The data below should be restated word for word, with every picture omitted.
---+---
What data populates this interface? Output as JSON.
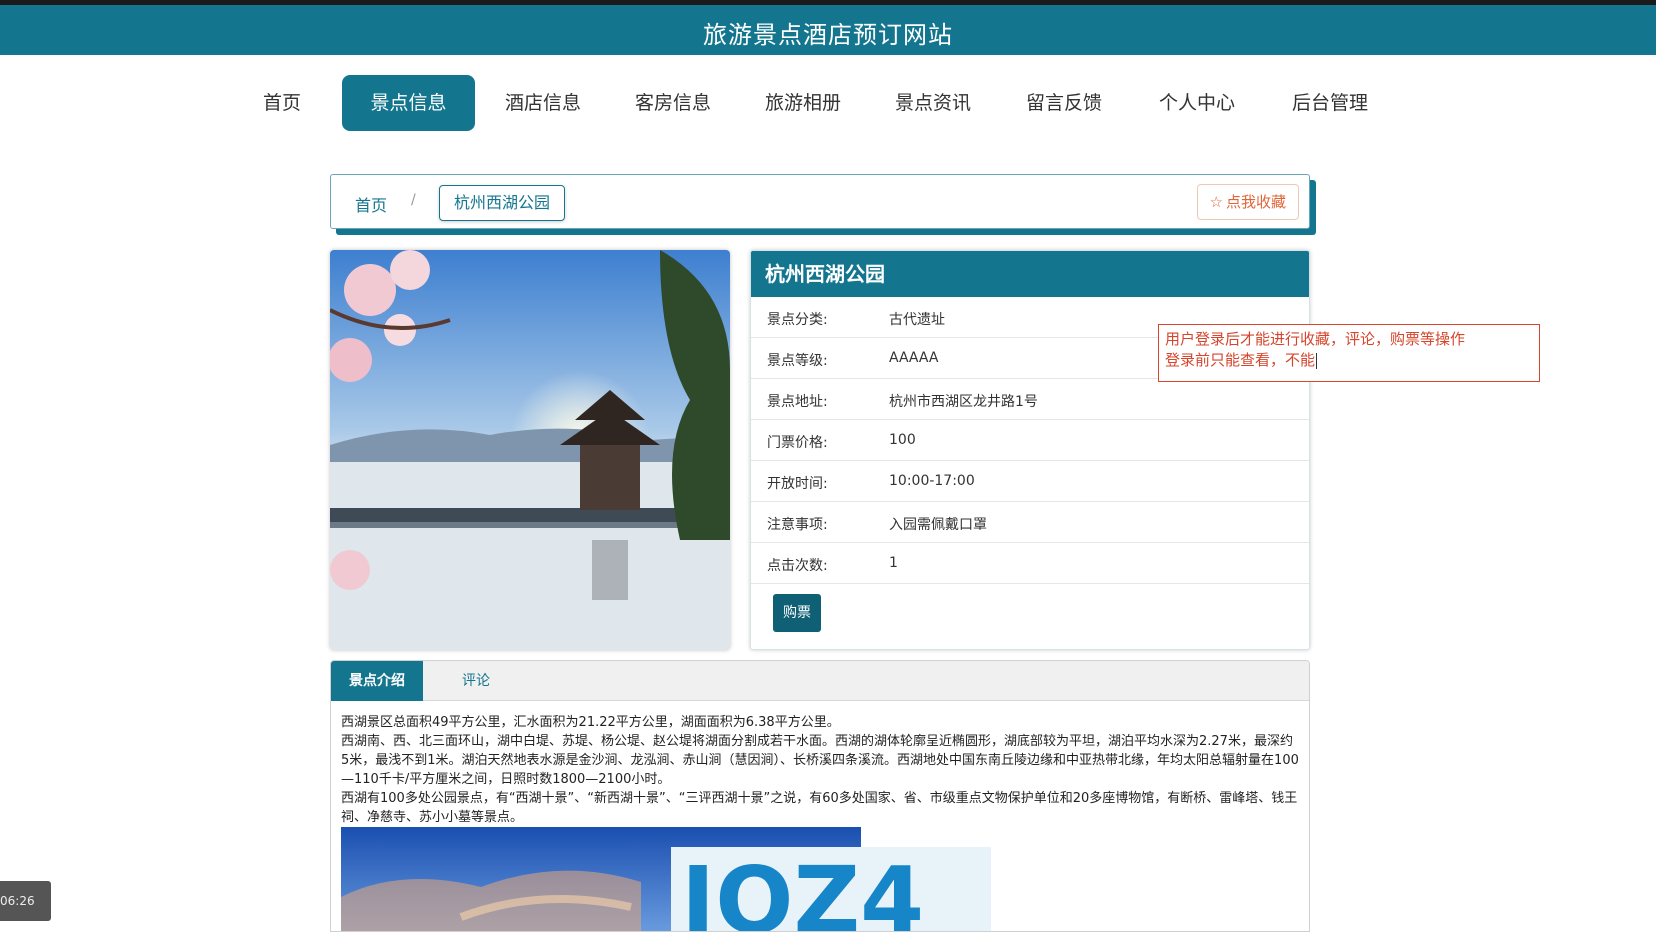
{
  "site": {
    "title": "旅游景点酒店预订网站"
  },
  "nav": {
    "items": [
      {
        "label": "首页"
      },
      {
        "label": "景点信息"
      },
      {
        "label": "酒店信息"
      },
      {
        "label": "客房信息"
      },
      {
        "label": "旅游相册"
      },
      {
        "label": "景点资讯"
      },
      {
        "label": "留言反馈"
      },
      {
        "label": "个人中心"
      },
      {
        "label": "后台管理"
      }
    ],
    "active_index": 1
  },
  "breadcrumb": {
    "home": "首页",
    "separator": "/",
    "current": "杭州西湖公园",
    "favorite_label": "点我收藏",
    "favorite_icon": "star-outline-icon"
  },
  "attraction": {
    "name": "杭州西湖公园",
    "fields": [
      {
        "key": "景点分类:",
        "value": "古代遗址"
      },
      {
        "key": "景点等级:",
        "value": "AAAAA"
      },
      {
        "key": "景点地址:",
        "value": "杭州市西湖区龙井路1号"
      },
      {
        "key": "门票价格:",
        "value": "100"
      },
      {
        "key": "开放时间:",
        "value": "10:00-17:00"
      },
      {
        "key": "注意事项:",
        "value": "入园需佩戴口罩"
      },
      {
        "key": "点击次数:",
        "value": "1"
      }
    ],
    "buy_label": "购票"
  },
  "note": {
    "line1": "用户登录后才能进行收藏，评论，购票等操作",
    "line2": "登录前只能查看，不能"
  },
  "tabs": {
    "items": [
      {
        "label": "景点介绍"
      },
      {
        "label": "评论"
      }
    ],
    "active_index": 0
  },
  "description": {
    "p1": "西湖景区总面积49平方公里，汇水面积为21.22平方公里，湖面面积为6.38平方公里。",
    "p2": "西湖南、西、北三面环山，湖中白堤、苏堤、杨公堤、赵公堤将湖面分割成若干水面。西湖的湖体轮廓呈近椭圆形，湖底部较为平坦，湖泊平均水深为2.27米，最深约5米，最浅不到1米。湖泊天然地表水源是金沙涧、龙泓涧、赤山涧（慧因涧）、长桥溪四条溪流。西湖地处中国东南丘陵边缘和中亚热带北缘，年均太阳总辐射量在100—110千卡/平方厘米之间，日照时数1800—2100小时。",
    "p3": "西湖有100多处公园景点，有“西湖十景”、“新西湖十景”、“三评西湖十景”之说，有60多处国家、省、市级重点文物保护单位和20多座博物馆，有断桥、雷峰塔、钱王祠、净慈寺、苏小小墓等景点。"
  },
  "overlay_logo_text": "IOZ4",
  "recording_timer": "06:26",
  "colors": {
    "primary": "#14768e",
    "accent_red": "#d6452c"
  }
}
---+---
→ Finished task
What data populates this interface? Output as JSON.
{
  "site": {
    "title": "旅游景点酒店预订网站"
  },
  "nav": {
    "items": [
      {
        "label": "首页"
      },
      {
        "label": "景点信息"
      },
      {
        "label": "酒店信息"
      },
      {
        "label": "客房信息"
      },
      {
        "label": "旅游相册"
      },
      {
        "label": "景点资讯"
      },
      {
        "label": "留言反馈"
      },
      {
        "label": "个人中心"
      },
      {
        "label": "后台管理"
      }
    ],
    "active_index": 1
  },
  "breadcrumb": {
    "home": "首页",
    "separator": "/",
    "current": "杭州西湖公园",
    "favorite_label": "点我收藏",
    "favorite_icon": "star-outline-icon"
  },
  "attraction": {
    "name": "杭州西湖公园",
    "fields": [
      {
        "key": "景点分类:",
        "value": "古代遗址"
      },
      {
        "key": "景点等级:",
        "value": "AAAAA"
      },
      {
        "key": "景点地址:",
        "value": "杭州市西湖区龙井路1号"
      },
      {
        "key": "门票价格:",
        "value": "100"
      },
      {
        "key": "开放时间:",
        "value": "10:00-17:00"
      },
      {
        "key": "注意事项:",
        "value": "入园需佩戴口罩"
      },
      {
        "key": "点击次数:",
        "value": "1"
      }
    ],
    "buy_label": "购票"
  },
  "note": {
    "line1": "用户登录后才能进行收藏，评论，购票等操作",
    "line2": "登录前只能查看，不能"
  },
  "tabs": {
    "items": [
      {
        "label": "景点介绍"
      },
      {
        "label": "评论"
      }
    ],
    "active_index": 0
  },
  "description": {
    "p1": "西湖景区总面积49平方公里，汇水面积为21.22平方公里，湖面面积为6.38平方公里。",
    "p2": "西湖南、西、北三面环山，湖中白堤、苏堤、杨公堤、赵公堤将湖面分割成若干水面。西湖的湖体轮廓呈近椭圆形，湖底部较为平坦，湖泊平均水深为2.27米，最深约5米，最浅不到1米。湖泊天然地表水源是金沙涧、龙泓涧、赤山涧（慧因涧）、长桥溪四条溪流。西湖地处中国东南丘陵边缘和中亚热带北缘，年均太阳总辐射量在100—110千卡/平方厘米之间，日照时数1800—2100小时。",
    "p3": "西湖有100多处公园景点，有“西湖十景”、“新西湖十景”、“三评西湖十景”之说，有60多处国家、省、市级重点文物保护单位和20多座博物馆，有断桥、雷峰塔、钱王祠、净慈寺、苏小小墓等景点。"
  },
  "overlay_logo_text": "IOZ4",
  "recording_timer": "06:26",
  "colors": {
    "primary": "#14768e",
    "accent_red": "#d6452c"
  }
}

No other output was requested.